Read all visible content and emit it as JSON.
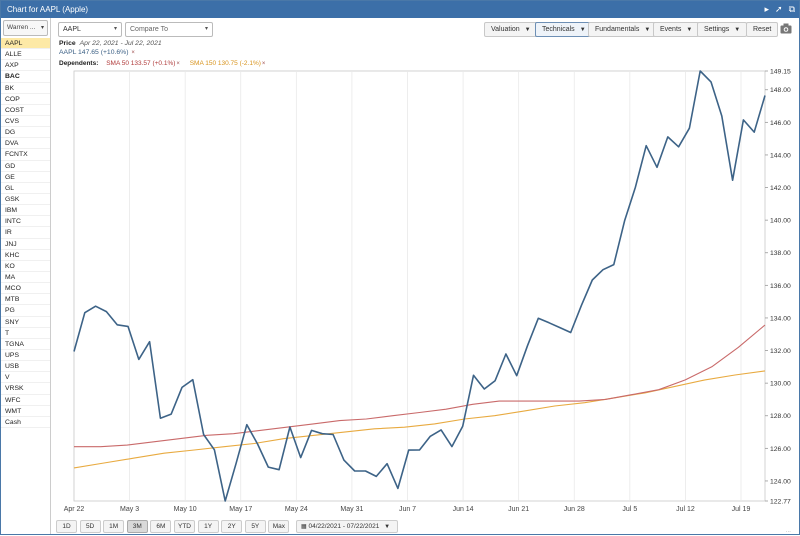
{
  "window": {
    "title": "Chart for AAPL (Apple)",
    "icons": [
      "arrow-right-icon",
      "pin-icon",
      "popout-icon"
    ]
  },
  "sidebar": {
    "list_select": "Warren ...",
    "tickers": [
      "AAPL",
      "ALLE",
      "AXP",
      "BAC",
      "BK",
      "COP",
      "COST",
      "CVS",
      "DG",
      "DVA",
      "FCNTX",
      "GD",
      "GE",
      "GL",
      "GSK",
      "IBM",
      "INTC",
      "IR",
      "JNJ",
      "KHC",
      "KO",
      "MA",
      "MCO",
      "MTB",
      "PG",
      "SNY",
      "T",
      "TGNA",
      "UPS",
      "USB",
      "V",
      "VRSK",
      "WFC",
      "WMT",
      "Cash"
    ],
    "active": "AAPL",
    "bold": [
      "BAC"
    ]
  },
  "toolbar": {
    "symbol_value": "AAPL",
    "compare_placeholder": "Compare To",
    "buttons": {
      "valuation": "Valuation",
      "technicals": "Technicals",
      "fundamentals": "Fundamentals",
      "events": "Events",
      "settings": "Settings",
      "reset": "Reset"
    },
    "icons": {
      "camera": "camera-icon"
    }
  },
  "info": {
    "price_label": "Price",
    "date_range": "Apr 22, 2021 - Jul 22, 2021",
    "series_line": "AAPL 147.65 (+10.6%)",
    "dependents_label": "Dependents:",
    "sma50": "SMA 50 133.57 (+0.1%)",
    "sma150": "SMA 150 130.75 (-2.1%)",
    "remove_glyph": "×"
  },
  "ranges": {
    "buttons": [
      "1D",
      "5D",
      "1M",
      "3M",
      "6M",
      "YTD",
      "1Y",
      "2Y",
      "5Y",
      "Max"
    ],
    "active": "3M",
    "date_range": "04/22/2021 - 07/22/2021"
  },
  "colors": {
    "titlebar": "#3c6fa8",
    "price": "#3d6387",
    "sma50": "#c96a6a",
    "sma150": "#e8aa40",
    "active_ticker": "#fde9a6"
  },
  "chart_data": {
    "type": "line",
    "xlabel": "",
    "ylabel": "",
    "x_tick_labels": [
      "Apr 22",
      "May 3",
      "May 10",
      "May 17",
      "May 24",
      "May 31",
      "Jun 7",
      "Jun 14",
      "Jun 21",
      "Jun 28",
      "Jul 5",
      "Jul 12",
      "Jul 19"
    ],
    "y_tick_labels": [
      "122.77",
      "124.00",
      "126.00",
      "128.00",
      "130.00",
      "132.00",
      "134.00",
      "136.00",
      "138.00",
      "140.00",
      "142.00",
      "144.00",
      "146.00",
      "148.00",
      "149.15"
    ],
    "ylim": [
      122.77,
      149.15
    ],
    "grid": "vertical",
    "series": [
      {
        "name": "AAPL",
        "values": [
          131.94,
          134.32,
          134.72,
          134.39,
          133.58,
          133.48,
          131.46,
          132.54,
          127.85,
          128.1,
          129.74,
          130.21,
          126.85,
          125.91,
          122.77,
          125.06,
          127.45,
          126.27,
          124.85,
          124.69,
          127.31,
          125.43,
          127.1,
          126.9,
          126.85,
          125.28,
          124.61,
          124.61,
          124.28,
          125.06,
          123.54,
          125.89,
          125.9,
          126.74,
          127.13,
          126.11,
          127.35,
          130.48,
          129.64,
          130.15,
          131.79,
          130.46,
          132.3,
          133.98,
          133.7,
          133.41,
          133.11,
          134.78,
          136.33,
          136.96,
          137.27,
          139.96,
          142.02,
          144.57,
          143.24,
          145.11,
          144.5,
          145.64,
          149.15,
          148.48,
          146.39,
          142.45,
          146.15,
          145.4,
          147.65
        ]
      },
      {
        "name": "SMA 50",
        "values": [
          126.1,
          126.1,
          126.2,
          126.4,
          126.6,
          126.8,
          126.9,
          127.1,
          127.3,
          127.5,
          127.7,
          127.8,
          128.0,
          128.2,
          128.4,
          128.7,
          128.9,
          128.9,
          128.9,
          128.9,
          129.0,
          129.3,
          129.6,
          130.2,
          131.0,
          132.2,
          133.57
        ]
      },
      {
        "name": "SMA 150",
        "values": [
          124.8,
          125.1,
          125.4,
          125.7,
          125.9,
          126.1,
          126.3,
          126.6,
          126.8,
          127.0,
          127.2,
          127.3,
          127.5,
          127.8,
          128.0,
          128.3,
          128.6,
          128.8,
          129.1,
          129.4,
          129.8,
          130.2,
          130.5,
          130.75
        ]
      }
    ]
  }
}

__________

What is required ▸
Repeat verbatim all the material, but not the pictures.

Correct response ▸
Read all visible content and emit it as JSON.
{
  "window": {
    "title": "Chart for AAPL (Apple)",
    "icons": [
      "arrow-right-icon",
      "pin-icon",
      "popout-icon"
    ]
  },
  "sidebar": {
    "list_select": "Warren ...",
    "tickers": [
      "AAPL",
      "ALLE",
      "AXP",
      "BAC",
      "BK",
      "COP",
      "COST",
      "CVS",
      "DG",
      "DVA",
      "FCNTX",
      "GD",
      "GE",
      "GL",
      "GSK",
      "IBM",
      "INTC",
      "IR",
      "JNJ",
      "KHC",
      "KO",
      "MA",
      "MCO",
      "MTB",
      "PG",
      "SNY",
      "T",
      "TGNA",
      "UPS",
      "USB",
      "V",
      "VRSK",
      "WFC",
      "WMT",
      "Cash"
    ],
    "active": "AAPL",
    "bold": [
      "BAC"
    ]
  },
  "toolbar": {
    "symbol_value": "AAPL",
    "compare_placeholder": "Compare To",
    "buttons": {
      "valuation": "Valuation",
      "technicals": "Technicals",
      "fundamentals": "Fundamentals",
      "events": "Events",
      "settings": "Settings",
      "reset": "Reset"
    },
    "icons": {
      "camera": "camera-icon"
    }
  },
  "info": {
    "price_label": "Price",
    "date_range": "Apr 22, 2021 - Jul 22, 2021",
    "series_line": "AAPL 147.65 (+10.6%)",
    "dependents_label": "Dependents:",
    "sma50": "SMA 50 133.57 (+0.1%)",
    "sma150": "SMA 150 130.75 (-2.1%)",
    "remove_glyph": "×"
  },
  "ranges": {
    "buttons": [
      "1D",
      "5D",
      "1M",
      "3M",
      "6M",
      "YTD",
      "1Y",
      "2Y",
      "5Y",
      "Max"
    ],
    "active": "3M",
    "date_range": "04/22/2021 - 07/22/2021"
  },
  "colors": {
    "titlebar": "#3c6fa8",
    "price": "#3d6387",
    "sma50": "#c96a6a",
    "sma150": "#e8aa40",
    "active_ticker": "#fde9a6"
  },
  "chart_data": {
    "type": "line",
    "xlabel": "",
    "ylabel": "",
    "x_tick_labels": [
      "Apr 22",
      "May 3",
      "May 10",
      "May 17",
      "May 24",
      "May 31",
      "Jun 7",
      "Jun 14",
      "Jun 21",
      "Jun 28",
      "Jul 5",
      "Jul 12",
      "Jul 19"
    ],
    "y_tick_labels": [
      "122.77",
      "124.00",
      "126.00",
      "128.00",
      "130.00",
      "132.00",
      "134.00",
      "136.00",
      "138.00",
      "140.00",
      "142.00",
      "144.00",
      "146.00",
      "148.00",
      "149.15"
    ],
    "ylim": [
      122.77,
      149.15
    ],
    "grid": "vertical",
    "series": [
      {
        "name": "AAPL",
        "values": [
          131.94,
          134.32,
          134.72,
          134.39,
          133.58,
          133.48,
          131.46,
          132.54,
          127.85,
          128.1,
          129.74,
          130.21,
          126.85,
          125.91,
          122.77,
          125.06,
          127.45,
          126.27,
          124.85,
          124.69,
          127.31,
          125.43,
          127.1,
          126.9,
          126.85,
          125.28,
          124.61,
          124.61,
          124.28,
          125.06,
          123.54,
          125.89,
          125.9,
          126.74,
          127.13,
          126.11,
          127.35,
          130.48,
          129.64,
          130.15,
          131.79,
          130.46,
          132.3,
          133.98,
          133.7,
          133.41,
          133.11,
          134.78,
          136.33,
          136.96,
          137.27,
          139.96,
          142.02,
          144.57,
          143.24,
          145.11,
          144.5,
          145.64,
          149.15,
          148.48,
          146.39,
          142.45,
          146.15,
          145.4,
          147.65
        ]
      },
      {
        "name": "SMA 50",
        "values": [
          126.1,
          126.1,
          126.2,
          126.4,
          126.6,
          126.8,
          126.9,
          127.1,
          127.3,
          127.5,
          127.7,
          127.8,
          128.0,
          128.2,
          128.4,
          128.7,
          128.9,
          128.9,
          128.9,
          128.9,
          129.0,
          129.3,
          129.6,
          130.2,
          131.0,
          132.2,
          133.57
        ]
      },
      {
        "name": "SMA 150",
        "values": [
          124.8,
          125.1,
          125.4,
          125.7,
          125.9,
          126.1,
          126.3,
          126.6,
          126.8,
          127.0,
          127.2,
          127.3,
          127.5,
          127.8,
          128.0,
          128.3,
          128.6,
          128.8,
          129.1,
          129.4,
          129.8,
          130.2,
          130.5,
          130.75
        ]
      }
    ]
  }
}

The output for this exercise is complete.